In the entries that follow, find the word "your" and report each line it is on.

═════ Materials provided ═════

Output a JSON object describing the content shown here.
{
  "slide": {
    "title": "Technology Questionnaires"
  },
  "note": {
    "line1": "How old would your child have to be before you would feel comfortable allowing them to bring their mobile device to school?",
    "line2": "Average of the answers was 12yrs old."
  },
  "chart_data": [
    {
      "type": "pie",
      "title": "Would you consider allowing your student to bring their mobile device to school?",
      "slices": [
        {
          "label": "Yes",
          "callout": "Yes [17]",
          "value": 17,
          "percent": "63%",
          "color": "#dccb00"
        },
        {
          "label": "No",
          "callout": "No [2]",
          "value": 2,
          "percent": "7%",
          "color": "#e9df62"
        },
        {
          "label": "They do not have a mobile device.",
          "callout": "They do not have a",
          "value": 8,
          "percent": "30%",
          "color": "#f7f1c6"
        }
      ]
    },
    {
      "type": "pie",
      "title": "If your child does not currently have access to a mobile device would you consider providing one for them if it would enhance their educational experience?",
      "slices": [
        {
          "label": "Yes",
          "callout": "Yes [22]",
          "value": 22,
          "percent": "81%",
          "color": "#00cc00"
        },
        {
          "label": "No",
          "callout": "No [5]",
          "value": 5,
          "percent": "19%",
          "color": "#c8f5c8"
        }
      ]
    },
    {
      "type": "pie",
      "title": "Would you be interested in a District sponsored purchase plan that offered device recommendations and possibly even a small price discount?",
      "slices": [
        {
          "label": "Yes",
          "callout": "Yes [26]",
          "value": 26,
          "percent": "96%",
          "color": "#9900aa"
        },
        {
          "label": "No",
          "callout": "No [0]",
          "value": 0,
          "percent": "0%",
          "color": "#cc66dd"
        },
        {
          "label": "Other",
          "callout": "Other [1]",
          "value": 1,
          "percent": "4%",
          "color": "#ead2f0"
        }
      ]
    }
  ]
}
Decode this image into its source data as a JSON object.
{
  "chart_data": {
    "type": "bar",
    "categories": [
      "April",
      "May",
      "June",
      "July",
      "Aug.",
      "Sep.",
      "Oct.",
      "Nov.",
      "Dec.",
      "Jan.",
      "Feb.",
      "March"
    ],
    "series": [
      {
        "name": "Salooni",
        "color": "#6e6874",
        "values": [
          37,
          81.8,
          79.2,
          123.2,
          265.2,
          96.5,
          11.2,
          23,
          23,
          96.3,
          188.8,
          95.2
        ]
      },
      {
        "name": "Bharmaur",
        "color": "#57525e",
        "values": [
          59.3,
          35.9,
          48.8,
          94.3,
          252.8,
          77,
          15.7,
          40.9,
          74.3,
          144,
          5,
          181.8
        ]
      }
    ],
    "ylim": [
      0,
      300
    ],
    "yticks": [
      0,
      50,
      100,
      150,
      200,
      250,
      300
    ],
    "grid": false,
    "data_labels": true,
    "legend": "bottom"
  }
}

═════

Expected answer:
    "line1": "How old would your child have to be before you would feel comfortable allowing them to bring their mobile device to school?",
      "title": "Would you consider allowing your student to bring their mobile device to school?",
      "title": "If your child does not currently have access to a mobile device would you consider providing one for them if it would enhance their educational experience?",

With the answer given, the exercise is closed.